PROMPT >> Each line should be copied exactly.

Data entries for graphics:
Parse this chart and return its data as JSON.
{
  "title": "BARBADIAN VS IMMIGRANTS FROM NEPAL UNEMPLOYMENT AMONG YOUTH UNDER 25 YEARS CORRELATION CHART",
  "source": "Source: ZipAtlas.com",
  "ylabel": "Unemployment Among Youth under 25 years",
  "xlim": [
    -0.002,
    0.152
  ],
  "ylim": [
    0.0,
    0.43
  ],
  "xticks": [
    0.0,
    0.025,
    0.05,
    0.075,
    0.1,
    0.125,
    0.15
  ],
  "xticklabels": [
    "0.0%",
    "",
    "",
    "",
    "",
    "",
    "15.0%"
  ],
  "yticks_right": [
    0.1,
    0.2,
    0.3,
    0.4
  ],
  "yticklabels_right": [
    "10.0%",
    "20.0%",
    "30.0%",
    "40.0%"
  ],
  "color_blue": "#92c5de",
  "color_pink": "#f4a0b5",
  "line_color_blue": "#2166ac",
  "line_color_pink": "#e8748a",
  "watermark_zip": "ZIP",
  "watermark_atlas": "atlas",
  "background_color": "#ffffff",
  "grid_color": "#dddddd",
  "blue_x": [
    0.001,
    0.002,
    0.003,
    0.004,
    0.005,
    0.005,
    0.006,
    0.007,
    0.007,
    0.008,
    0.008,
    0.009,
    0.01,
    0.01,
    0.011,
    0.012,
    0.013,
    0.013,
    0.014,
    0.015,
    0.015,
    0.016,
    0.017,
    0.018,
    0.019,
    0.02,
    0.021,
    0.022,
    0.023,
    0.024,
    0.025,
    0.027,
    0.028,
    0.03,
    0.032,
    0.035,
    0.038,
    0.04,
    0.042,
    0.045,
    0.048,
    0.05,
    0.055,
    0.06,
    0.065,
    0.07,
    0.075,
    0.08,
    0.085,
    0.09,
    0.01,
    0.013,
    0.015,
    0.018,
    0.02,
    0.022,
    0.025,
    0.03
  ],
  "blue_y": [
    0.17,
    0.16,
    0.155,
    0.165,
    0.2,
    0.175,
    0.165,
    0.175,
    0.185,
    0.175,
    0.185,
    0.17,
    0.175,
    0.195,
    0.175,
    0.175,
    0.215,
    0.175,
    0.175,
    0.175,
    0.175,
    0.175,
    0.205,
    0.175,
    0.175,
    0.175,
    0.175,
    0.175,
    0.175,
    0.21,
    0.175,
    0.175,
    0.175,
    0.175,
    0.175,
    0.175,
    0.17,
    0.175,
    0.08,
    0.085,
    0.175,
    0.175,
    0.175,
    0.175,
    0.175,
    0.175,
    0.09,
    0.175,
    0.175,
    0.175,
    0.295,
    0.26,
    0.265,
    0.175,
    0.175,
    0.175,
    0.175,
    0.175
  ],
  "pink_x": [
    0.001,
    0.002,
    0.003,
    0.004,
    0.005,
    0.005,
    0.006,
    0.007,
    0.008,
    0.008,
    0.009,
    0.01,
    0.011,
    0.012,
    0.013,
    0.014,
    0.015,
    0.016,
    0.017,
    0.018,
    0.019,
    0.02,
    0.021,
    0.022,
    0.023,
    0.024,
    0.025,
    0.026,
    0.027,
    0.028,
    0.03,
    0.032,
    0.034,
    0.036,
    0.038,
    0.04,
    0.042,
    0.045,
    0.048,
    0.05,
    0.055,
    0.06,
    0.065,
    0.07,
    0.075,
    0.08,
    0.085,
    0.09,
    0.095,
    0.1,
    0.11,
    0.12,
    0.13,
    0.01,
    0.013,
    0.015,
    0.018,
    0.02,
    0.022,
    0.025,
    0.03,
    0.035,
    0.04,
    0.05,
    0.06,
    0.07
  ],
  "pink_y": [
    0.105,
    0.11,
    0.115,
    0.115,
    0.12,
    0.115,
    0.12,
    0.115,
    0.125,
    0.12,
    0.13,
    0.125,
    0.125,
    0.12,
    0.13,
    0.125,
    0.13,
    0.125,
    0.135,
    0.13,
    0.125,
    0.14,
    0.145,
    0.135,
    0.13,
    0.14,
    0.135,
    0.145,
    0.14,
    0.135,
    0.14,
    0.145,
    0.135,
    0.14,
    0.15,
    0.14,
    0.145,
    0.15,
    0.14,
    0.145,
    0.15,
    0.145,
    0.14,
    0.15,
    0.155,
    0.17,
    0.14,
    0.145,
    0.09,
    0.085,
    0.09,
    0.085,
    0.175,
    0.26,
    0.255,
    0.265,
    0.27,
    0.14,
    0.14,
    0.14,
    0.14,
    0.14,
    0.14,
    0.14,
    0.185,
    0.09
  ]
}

SOLUTION FOR THIS TASK >>
Parse this chart and return its data as JSON.
{
  "title": "BARBADIAN VS IMMIGRANTS FROM NEPAL UNEMPLOYMENT AMONG YOUTH UNDER 25 YEARS CORRELATION CHART",
  "source": "Source: ZipAtlas.com",
  "ylabel": "Unemployment Among Youth under 25 years",
  "xlim": [
    -0.002,
    0.152
  ],
  "ylim": [
    0.0,
    0.43
  ],
  "xticks": [
    0.0,
    0.025,
    0.05,
    0.075,
    0.1,
    0.125,
    0.15
  ],
  "xticklabels": [
    "0.0%",
    "",
    "",
    "",
    "",
    "",
    "15.0%"
  ],
  "yticks_right": [
    0.1,
    0.2,
    0.3,
    0.4
  ],
  "yticklabels_right": [
    "10.0%",
    "20.0%",
    "30.0%",
    "40.0%"
  ],
  "color_blue": "#92c5de",
  "color_pink": "#f4a0b5",
  "line_color_blue": "#2166ac",
  "line_color_pink": "#e8748a",
  "watermark_zip": "ZIP",
  "watermark_atlas": "atlas",
  "background_color": "#ffffff",
  "grid_color": "#dddddd",
  "blue_x": [
    0.001,
    0.002,
    0.003,
    0.004,
    0.005,
    0.005,
    0.006,
    0.007,
    0.007,
    0.008,
    0.008,
    0.009,
    0.01,
    0.01,
    0.011,
    0.012,
    0.013,
    0.013,
    0.014,
    0.015,
    0.015,
    0.016,
    0.017,
    0.018,
    0.019,
    0.02,
    0.021,
    0.022,
    0.023,
    0.024,
    0.025,
    0.027,
    0.028,
    0.03,
    0.032,
    0.035,
    0.038,
    0.04,
    0.042,
    0.045,
    0.048,
    0.05,
    0.055,
    0.06,
    0.065,
    0.07,
    0.075,
    0.08,
    0.085,
    0.09,
    0.01,
    0.013,
    0.015,
    0.018,
    0.02,
    0.022,
    0.025,
    0.03
  ],
  "blue_y": [
    0.17,
    0.16,
    0.155,
    0.165,
    0.2,
    0.175,
    0.165,
    0.175,
    0.185,
    0.175,
    0.185,
    0.17,
    0.175,
    0.195,
    0.175,
    0.175,
    0.215,
    0.175,
    0.175,
    0.175,
    0.175,
    0.175,
    0.205,
    0.175,
    0.175,
    0.175,
    0.175,
    0.175,
    0.175,
    0.21,
    0.175,
    0.175,
    0.175,
    0.175,
    0.175,
    0.175,
    0.17,
    0.175,
    0.08,
    0.085,
    0.175,
    0.175,
    0.175,
    0.175,
    0.175,
    0.175,
    0.09,
    0.175,
    0.175,
    0.175,
    0.295,
    0.26,
    0.265,
    0.175,
    0.175,
    0.175,
    0.175,
    0.175
  ],
  "pink_x": [
    0.001,
    0.002,
    0.003,
    0.004,
    0.005,
    0.005,
    0.006,
    0.007,
    0.008,
    0.008,
    0.009,
    0.01,
    0.011,
    0.012,
    0.013,
    0.014,
    0.015,
    0.016,
    0.017,
    0.018,
    0.019,
    0.02,
    0.021,
    0.022,
    0.023,
    0.024,
    0.025,
    0.026,
    0.027,
    0.028,
    0.03,
    0.032,
    0.034,
    0.036,
    0.038,
    0.04,
    0.042,
    0.045,
    0.048,
    0.05,
    0.055,
    0.06,
    0.065,
    0.07,
    0.075,
    0.08,
    0.085,
    0.09,
    0.095,
    0.1,
    0.11,
    0.12,
    0.13,
    0.01,
    0.013,
    0.015,
    0.018,
    0.02,
    0.022,
    0.025,
    0.03,
    0.035,
    0.04,
    0.05,
    0.06,
    0.07
  ],
  "pink_y": [
    0.105,
    0.11,
    0.115,
    0.115,
    0.12,
    0.115,
    0.12,
    0.115,
    0.125,
    0.12,
    0.13,
    0.125,
    0.125,
    0.12,
    0.13,
    0.125,
    0.13,
    0.125,
    0.135,
    0.13,
    0.125,
    0.14,
    0.145,
    0.135,
    0.13,
    0.14,
    0.135,
    0.145,
    0.14,
    0.135,
    0.14,
    0.145,
    0.135,
    0.14,
    0.15,
    0.14,
    0.145,
    0.15,
    0.14,
    0.145,
    0.15,
    0.145,
    0.14,
    0.15,
    0.155,
    0.17,
    0.14,
    0.145,
    0.09,
    0.085,
    0.09,
    0.085,
    0.175,
    0.26,
    0.255,
    0.265,
    0.27,
    0.14,
    0.14,
    0.14,
    0.14,
    0.14,
    0.14,
    0.14,
    0.185,
    0.09
  ]
}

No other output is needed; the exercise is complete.